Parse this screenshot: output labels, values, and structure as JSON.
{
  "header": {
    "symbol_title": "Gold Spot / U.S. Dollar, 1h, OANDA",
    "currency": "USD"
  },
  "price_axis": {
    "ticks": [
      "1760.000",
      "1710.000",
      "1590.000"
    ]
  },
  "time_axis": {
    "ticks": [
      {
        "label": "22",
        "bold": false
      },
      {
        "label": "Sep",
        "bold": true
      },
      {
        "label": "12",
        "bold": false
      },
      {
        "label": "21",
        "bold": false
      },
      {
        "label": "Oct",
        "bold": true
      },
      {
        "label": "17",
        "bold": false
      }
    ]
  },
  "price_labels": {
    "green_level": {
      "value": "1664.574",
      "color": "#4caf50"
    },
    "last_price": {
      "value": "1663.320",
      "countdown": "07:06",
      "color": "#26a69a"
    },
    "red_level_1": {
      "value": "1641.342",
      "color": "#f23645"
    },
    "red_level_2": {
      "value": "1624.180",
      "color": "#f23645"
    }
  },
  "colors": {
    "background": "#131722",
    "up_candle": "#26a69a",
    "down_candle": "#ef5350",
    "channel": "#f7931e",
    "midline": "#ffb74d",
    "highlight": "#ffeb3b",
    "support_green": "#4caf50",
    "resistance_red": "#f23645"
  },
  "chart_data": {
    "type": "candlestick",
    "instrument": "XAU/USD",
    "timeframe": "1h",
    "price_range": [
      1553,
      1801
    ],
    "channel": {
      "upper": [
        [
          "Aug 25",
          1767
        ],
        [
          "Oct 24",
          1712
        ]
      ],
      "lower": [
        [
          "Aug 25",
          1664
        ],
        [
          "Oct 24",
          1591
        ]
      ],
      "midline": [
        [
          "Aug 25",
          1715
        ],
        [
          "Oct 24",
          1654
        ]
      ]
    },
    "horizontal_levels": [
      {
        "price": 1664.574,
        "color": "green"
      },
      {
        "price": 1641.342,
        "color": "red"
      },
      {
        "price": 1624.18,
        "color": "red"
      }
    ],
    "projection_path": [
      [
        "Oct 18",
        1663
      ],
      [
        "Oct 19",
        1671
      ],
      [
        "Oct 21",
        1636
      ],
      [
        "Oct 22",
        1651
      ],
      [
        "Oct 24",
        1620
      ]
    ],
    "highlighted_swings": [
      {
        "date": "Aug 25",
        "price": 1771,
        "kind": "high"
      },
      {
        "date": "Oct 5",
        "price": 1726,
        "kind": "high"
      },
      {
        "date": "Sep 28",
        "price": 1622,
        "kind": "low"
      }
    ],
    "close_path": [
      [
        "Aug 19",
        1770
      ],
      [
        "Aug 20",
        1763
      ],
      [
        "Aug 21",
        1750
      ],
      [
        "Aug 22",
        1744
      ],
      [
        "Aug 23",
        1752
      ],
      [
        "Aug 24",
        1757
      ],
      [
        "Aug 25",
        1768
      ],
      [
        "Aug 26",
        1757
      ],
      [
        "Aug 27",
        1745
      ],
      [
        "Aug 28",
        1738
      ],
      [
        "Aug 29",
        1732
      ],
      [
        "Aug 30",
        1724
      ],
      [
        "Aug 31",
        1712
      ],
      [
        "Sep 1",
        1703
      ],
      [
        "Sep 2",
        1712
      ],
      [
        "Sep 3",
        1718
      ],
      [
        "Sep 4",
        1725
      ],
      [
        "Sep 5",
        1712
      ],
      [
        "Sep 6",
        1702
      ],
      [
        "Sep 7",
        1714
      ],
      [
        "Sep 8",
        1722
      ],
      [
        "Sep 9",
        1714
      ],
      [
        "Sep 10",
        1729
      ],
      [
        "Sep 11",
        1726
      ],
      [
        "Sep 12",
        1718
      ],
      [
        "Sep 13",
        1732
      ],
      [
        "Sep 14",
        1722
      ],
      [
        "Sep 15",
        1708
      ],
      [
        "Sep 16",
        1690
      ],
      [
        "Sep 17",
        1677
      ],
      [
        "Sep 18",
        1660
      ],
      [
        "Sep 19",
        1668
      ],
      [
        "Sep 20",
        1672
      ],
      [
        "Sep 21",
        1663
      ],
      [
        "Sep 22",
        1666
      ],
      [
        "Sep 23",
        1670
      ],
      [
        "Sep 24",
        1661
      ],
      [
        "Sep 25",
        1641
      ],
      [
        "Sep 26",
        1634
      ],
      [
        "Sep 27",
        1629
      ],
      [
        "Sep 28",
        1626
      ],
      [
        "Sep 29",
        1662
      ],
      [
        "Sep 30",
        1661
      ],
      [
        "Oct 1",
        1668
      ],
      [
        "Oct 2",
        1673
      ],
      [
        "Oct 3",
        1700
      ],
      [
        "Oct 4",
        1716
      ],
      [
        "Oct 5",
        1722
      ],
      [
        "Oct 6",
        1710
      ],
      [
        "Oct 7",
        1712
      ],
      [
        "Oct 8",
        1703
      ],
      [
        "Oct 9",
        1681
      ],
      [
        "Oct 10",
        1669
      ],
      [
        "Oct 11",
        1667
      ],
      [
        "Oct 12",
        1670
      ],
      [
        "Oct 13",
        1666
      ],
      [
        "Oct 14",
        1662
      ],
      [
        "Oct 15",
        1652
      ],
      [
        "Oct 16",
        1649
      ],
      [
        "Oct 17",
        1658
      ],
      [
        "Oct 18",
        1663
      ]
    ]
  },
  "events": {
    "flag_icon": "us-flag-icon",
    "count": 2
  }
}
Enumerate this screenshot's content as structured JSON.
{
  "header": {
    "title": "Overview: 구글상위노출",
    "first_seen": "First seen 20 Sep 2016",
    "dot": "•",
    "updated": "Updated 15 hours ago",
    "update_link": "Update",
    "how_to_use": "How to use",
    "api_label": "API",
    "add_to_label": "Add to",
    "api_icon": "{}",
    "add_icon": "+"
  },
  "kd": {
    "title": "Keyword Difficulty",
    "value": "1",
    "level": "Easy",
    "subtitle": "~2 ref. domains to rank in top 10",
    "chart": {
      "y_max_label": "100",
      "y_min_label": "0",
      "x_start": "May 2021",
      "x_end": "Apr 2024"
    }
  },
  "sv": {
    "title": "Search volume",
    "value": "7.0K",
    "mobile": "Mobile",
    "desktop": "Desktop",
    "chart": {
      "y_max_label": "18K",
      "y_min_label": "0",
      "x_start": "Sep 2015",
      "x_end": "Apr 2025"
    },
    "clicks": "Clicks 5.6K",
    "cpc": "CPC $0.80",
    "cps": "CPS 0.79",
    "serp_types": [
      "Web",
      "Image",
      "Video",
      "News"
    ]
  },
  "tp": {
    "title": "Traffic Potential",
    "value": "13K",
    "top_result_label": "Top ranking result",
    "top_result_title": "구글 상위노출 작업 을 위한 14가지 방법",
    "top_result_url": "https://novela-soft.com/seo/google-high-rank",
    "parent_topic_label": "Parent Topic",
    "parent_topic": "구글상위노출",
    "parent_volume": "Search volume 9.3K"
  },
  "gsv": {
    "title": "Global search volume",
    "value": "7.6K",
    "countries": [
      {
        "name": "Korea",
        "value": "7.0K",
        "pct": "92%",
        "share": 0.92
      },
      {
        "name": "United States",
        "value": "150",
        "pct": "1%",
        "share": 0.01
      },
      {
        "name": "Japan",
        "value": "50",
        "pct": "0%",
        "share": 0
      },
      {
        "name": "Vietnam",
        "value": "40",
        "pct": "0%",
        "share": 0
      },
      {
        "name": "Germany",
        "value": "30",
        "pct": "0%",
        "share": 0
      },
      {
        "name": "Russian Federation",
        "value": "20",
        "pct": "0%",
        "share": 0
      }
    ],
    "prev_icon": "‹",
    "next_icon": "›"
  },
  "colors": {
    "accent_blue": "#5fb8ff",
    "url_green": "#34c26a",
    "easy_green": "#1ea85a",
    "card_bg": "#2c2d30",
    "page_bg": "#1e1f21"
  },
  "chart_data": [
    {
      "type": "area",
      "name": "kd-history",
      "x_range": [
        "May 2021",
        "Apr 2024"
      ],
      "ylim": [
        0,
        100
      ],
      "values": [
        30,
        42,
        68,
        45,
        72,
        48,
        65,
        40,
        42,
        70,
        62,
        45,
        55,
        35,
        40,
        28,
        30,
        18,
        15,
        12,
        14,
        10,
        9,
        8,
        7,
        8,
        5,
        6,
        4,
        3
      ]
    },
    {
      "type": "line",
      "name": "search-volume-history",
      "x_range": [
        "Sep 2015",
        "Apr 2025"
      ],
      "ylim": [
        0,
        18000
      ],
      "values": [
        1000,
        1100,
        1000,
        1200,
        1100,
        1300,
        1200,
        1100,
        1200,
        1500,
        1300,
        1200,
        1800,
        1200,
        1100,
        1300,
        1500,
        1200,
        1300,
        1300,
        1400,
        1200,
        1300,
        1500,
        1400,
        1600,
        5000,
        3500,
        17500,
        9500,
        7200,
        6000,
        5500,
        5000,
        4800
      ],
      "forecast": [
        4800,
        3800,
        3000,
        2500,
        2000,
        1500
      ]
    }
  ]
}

_ _ _ _ _ _ _

- _WHAT IS ASKED_
State the count of lines in the data holding the word "구글상위노출", adding nothing to it.

- _CORRECT ANSWER_
2